— Figure data in JSON —
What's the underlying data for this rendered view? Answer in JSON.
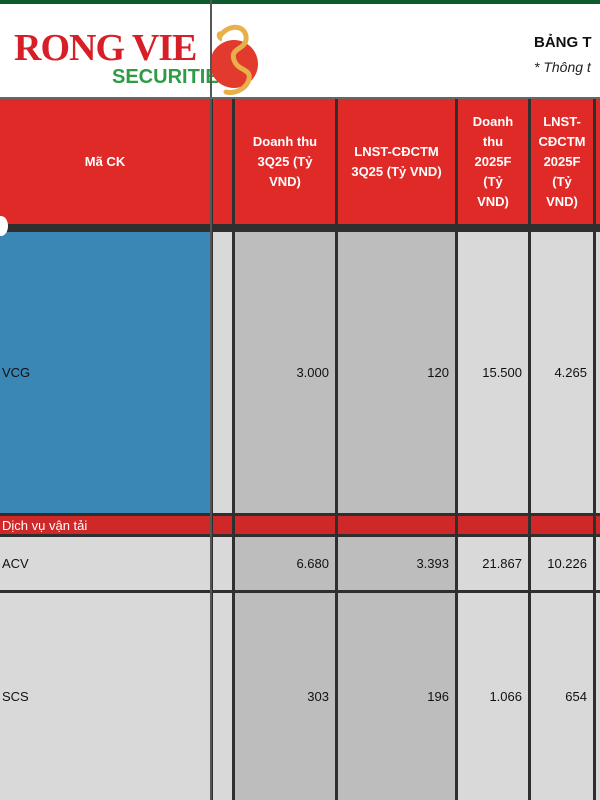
{
  "logo": {
    "main": "RONG VIE",
    "sub": "SECURITIE"
  },
  "report": {
    "title": "BẢNG T",
    "note": "* Thông t"
  },
  "table": {
    "headers": [
      "Mã CK",
      "Doanh thu 3Q25 (Tỷ VND)",
      "LNST-CĐCTM 3Q25 (Tỷ VND)",
      "Doanh thu 2025F (Tỷ VND)",
      "LNST-CĐCTM 2025F (Tỷ VND)"
    ],
    "header_lines": [
      [
        "Doanh thu",
        "3Q25 (Tỷ",
        "VND)"
      ],
      [
        "LNST-CĐCTM",
        "3Q25 (Tỷ VND)"
      ],
      [
        "Doanh",
        "thu",
        "2025F",
        "(Tỷ",
        "VND)"
      ],
      [
        "LNST-",
        "CĐCTM",
        "2025F",
        "(Tỷ",
        "VND)"
      ]
    ],
    "rows": [
      {
        "code": "VCG",
        "rev_3q25": "3.000",
        "np_3q25": "120",
        "rev_2025f": "15.500",
        "np_2025f": "4.265"
      },
      {
        "section": "Dịch vụ vận tải"
      },
      {
        "code": "ACV",
        "rev_3q25": "6.680",
        "np_3q25": "3.393",
        "rev_2025f": "21.867",
        "np_2025f": "10.226"
      },
      {
        "code": "SCS",
        "rev_3q25": "303",
        "np_3q25": "196",
        "rev_2025f": "1.066",
        "np_2025f": "654"
      }
    ]
  },
  "colors": {
    "header_red": "#e02a27",
    "section_red": "#cf2828",
    "highlight_blue": "#3a86b4",
    "logo_green": "#2e9b45"
  }
}
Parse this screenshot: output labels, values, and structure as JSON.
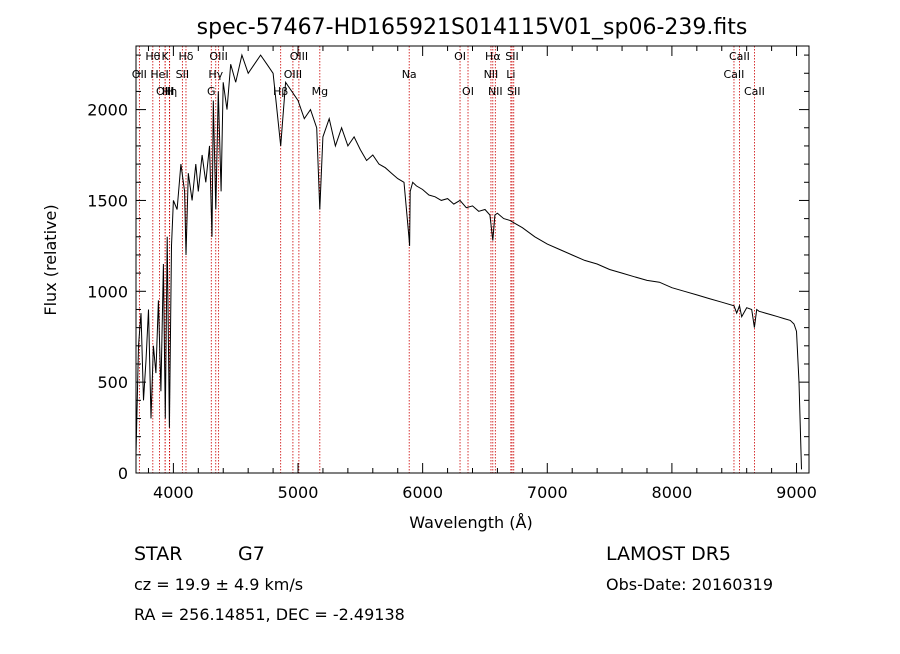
{
  "header": {
    "title": "spec-57467-HD165921S014115V01_sp06-239.fits"
  },
  "info": {
    "class": "STAR",
    "subclass": "G7",
    "survey": "LAMOST DR5",
    "cz": "cz = 19.9 ± 4.9 km/s",
    "obs_date": "Obs-Date: 20160319",
    "radec": "RA = 256.14851, DEC = -2.49138"
  },
  "chart_data": {
    "type": "line",
    "title": "spec-57467-HD165921S014115V01_sp06-239.fits",
    "xlabel": "Wavelength (Å)",
    "ylabel": "Flux (relative)",
    "xlim": [
      3700,
      9100
    ],
    "ylim": [
      0,
      2350
    ],
    "x_ticks": [
      4000,
      5000,
      6000,
      7000,
      8000,
      9000
    ],
    "y_ticks": [
      0,
      500,
      1000,
      1500,
      2000
    ],
    "grid": false,
    "line_color": "#000000",
    "marker_color": "#cc0000",
    "series": [
      {
        "x": [
          3700,
          3720,
          3740,
          3760,
          3780,
          3800,
          3820,
          3840,
          3860,
          3880,
          3900,
          3920,
          3935,
          3950,
          3968,
          3985,
          4000,
          4030,
          4060,
          4090,
          4101,
          4120,
          4150,
          4180,
          4200,
          4230,
          4260,
          4290,
          4310,
          4320,
          4340,
          4360,
          4383,
          4400,
          4430,
          4460,
          4500,
          4550,
          4600,
          4650,
          4700,
          4750,
          4800,
          4861,
          4900,
          4950,
          5000,
          5050,
          5100,
          5150,
          5175,
          5200,
          5250,
          5300,
          5350,
          5400,
          5450,
          5500,
          5550,
          5600,
          5650,
          5700,
          5750,
          5800,
          5850,
          5890,
          5895,
          5900,
          5920,
          5950,
          6000,
          6050,
          6100,
          6150,
          6200,
          6250,
          6300,
          6350,
          6400,
          6450,
          6500,
          6540,
          6563,
          6580,
          6600,
          6650,
          6700,
          6750,
          6800,
          6900,
          7000,
          7100,
          7200,
          7300,
          7400,
          7500,
          7600,
          7700,
          7800,
          7900,
          8000,
          8100,
          8200,
          8300,
          8400,
          8498,
          8520,
          8542,
          8560,
          8600,
          8640,
          8662,
          8680,
          8700,
          8750,
          8800,
          8850,
          8900,
          8950,
          8980,
          9000,
          9020,
          9040
        ],
        "y": [
          100,
          700,
          880,
          400,
          620,
          900,
          300,
          700,
          550,
          950,
          450,
          1150,
          300,
          1300,
          250,
          1250,
          1500,
          1450,
          1700,
          1550,
          1200,
          1650,
          1500,
          1700,
          1550,
          1750,
          1600,
          1800,
          1300,
          2050,
          1450,
          2100,
          1550,
          2150,
          2000,
          2250,
          2150,
          2300,
          2200,
          2250,
          2300,
          2250,
          2200,
          1800,
          2150,
          2100,
          2050,
          1950,
          2000,
          1900,
          1450,
          1850,
          1950,
          1800,
          1900,
          1800,
          1850,
          1780,
          1720,
          1750,
          1700,
          1680,
          1650,
          1620,
          1600,
          1300,
          1250,
          1550,
          1600,
          1580,
          1560,
          1530,
          1520,
          1500,
          1510,
          1480,
          1500,
          1460,
          1470,
          1440,
          1450,
          1420,
          1280,
          1420,
          1430,
          1400,
          1390,
          1370,
          1350,
          1300,
          1260,
          1230,
          1200,
          1170,
          1150,
          1120,
          1100,
          1080,
          1060,
          1050,
          1020,
          1000,
          980,
          960,
          940,
          920,
          880,
          920,
          860,
          910,
          900,
          800,
          900,
          890,
          880,
          870,
          860,
          850,
          840,
          820,
          780,
          500,
          20
        ]
      }
    ],
    "line_markers": [
      {
        "wavelength": 3727,
        "label": "OII",
        "row": 1
      },
      {
        "wavelength": 3835,
        "label": "Hθ",
        "row": 0
      },
      {
        "wavelength": 3889,
        "label": "HeI",
        "row": 1
      },
      {
        "wavelength": 3934,
        "label": "K",
        "row": 0
      },
      {
        "wavelength": 3934,
        "label": "OIII",
        "row": 2
      },
      {
        "wavelength": 3968,
        "label": "H",
        "row": 2
      },
      {
        "wavelength": 3970,
        "label": "Hη",
        "row": 2
      },
      {
        "wavelength": 4072,
        "label": "SII",
        "row": 1
      },
      {
        "wavelength": 4101,
        "label": "Hδ",
        "row": 0
      },
      {
        "wavelength": 4304,
        "label": "G",
        "row": 2
      },
      {
        "wavelength": 4340,
        "label": "Hγ",
        "row": 1
      },
      {
        "wavelength": 4363,
        "label": "OIII",
        "row": 0
      },
      {
        "wavelength": 4861,
        "label": "Hβ",
        "row": 2
      },
      {
        "wavelength": 4959,
        "label": "OIII",
        "row": 1
      },
      {
        "wavelength": 5007,
        "label": "OIII",
        "row": 0
      },
      {
        "wavelength": 5175,
        "label": "Mg",
        "row": 2
      },
      {
        "wavelength": 5892,
        "label": "Na",
        "row": 1
      },
      {
        "wavelength": 6300,
        "label": "OI",
        "row": 0
      },
      {
        "wavelength": 6364,
        "label": "OI",
        "row": 2
      },
      {
        "wavelength": 6548,
        "label": "NII",
        "row": 1
      },
      {
        "wavelength": 6563,
        "label": "Hα",
        "row": 0
      },
      {
        "wavelength": 6583,
        "label": "NII",
        "row": 2
      },
      {
        "wavelength": 6708,
        "label": "Li",
        "row": 1
      },
      {
        "wavelength": 6717,
        "label": "SII",
        "row": 0
      },
      {
        "wavelength": 6731,
        "label": "SII",
        "row": 2
      },
      {
        "wavelength": 8498,
        "label": "CaII",
        "row": 1
      },
      {
        "wavelength": 8542,
        "label": "CaII",
        "row": 0
      },
      {
        "wavelength": 8662,
        "label": "CaII",
        "row": 2
      }
    ]
  }
}
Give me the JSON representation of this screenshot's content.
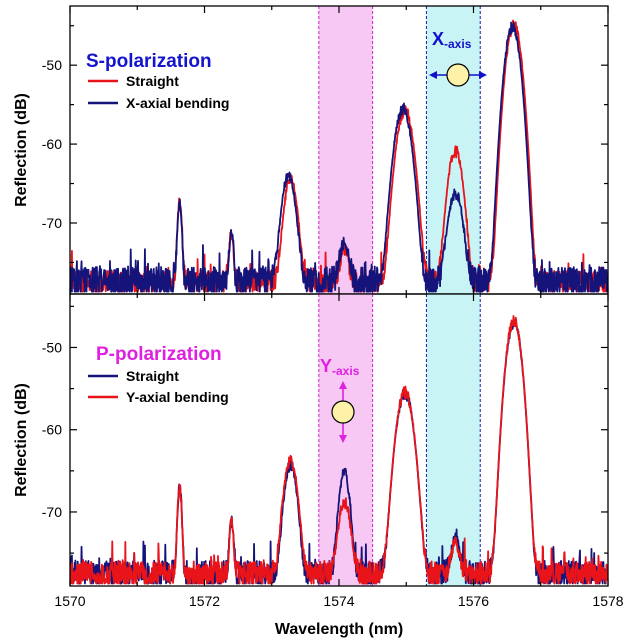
{
  "chart_data": [
    {
      "type": "line",
      "panel": "top",
      "title_label": "S-polarization",
      "xlabel": "",
      "ylabel": "Reflection (dB)",
      "xlim": [
        1570,
        1578
      ],
      "ylim": [
        -79,
        -42.5
      ],
      "yticks": [
        -70,
        -60,
        -50
      ],
      "ytick_labels": [
        "-70",
        "-60",
        "-50"
      ],
      "legend_position": "top-left",
      "annotation": {
        "text": "X",
        "subscript": "-axis",
        "arrow": "horizontal",
        "color": "#1010cc"
      },
      "bands": [
        {
          "x0": 1573.7,
          "x1": 1574.5,
          "color": "#f8c8f4",
          "edge": "#cc22cc"
        },
        {
          "x0": 1575.3,
          "x1": 1576.1,
          "color": "#c8f4f6",
          "edge": "#1a1aa0"
        }
      ],
      "series": [
        {
          "name": "Straight",
          "color": "#e8141a",
          "baseline": -77.5,
          "noise": 0.9,
          "peaks": [
            [
              1571.63,
              -67.5,
              0.025
            ],
            [
              1572.4,
              -72.3,
              0.025
            ],
            [
              1573.28,
              -64.5,
              0.07
            ],
            [
              1574.08,
              -75.5,
              0.05
            ],
            [
              1574.98,
              -55.8,
              0.09
            ],
            [
              1575.73,
              -61,
              0.08
            ],
            [
              1576.6,
              -45,
              0.08
            ]
          ]
        },
        {
          "name": "X-axial bending",
          "color": "#14147a",
          "baseline": -77.5,
          "noise": 1.2,
          "peaks": [
            [
              1571.63,
              -68,
              0.025
            ],
            [
              1572.4,
              -72,
              0.025
            ],
            [
              1573.25,
              -64.3,
              0.075
            ],
            [
              1574.08,
              -74.5,
              0.06
            ],
            [
              1574.95,
              -55.6,
              0.09
            ],
            [
              1575.73,
              -66.5,
              0.08
            ],
            [
              1576.58,
              -45.2,
              0.08
            ]
          ]
        }
      ]
    },
    {
      "type": "line",
      "panel": "bottom",
      "title_label": "P-polarization",
      "xlabel": "Wavelength (nm)",
      "ylabel": "Reflection (dB)",
      "xlim": [
        1570,
        1578
      ],
      "ylim": [
        -79,
        -43.5
      ],
      "xticks": [
        1570,
        1572,
        1574,
        1576,
        1578
      ],
      "xtick_labels": [
        "1570",
        "1572",
        "1574",
        "1576",
        "1578"
      ],
      "yticks": [
        -70,
        -60,
        -50
      ],
      "ytick_labels": [
        "-70",
        "-60",
        "-50"
      ],
      "legend_position": "top-left",
      "annotation": {
        "text": "Y",
        "subscript": "-axis",
        "arrow": "vertical",
        "color": "#e020e0"
      },
      "bands": [
        {
          "x0": 1573.7,
          "x1": 1574.5,
          "color": "#f8c8f4",
          "edge": "#cc22cc"
        },
        {
          "x0": 1575.3,
          "x1": 1576.1,
          "color": "#c8f4f6",
          "edge": "#1a1aa0"
        }
      ],
      "series": [
        {
          "name": "Straight",
          "color": "#14147a",
          "baseline": -77.5,
          "noise": 1.0,
          "peaks": [
            [
              1571.63,
              -67.5,
              0.025
            ],
            [
              1572.4,
              -72.3,
              0.025
            ],
            [
              1573.28,
              -64.5,
              0.07
            ],
            [
              1574.08,
              -65.5,
              0.06
            ],
            [
              1574.98,
              -55.6,
              0.09
            ],
            [
              1575.73,
              -75.5,
              0.05
            ],
            [
              1576.6,
              -47,
              0.08
            ]
          ]
        },
        {
          "name": "Y-axial bending",
          "color": "#e8141a",
          "baseline": -77.5,
          "noise": 0.9,
          "peaks": [
            [
              1571.63,
              -67.5,
              0.025
            ],
            [
              1572.4,
              -72.3,
              0.025
            ],
            [
              1573.28,
              -64,
              0.075
            ],
            [
              1574.08,
              -69.5,
              0.07
            ],
            [
              1574.98,
              -55.5,
              0.09
            ],
            [
              1575.73,
              -75.8,
              0.05
            ],
            [
              1576.6,
              -46.8,
              0.08
            ]
          ]
        }
      ]
    }
  ]
}
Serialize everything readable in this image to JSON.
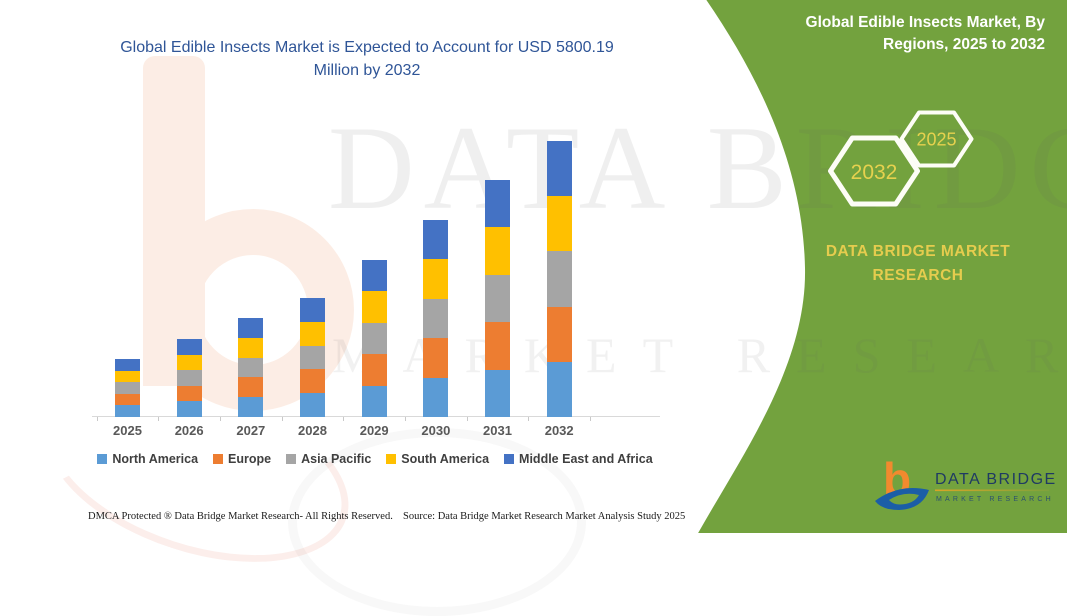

— What is required —
Locate and copy each line in the data above that includes the word "spec".

— Task solution —
    "title": "spec-57467-HD165921S014115V01_sp06-239.fits"
    "title": "spec-57467-HD165921S014115V01_sp06-239.fits",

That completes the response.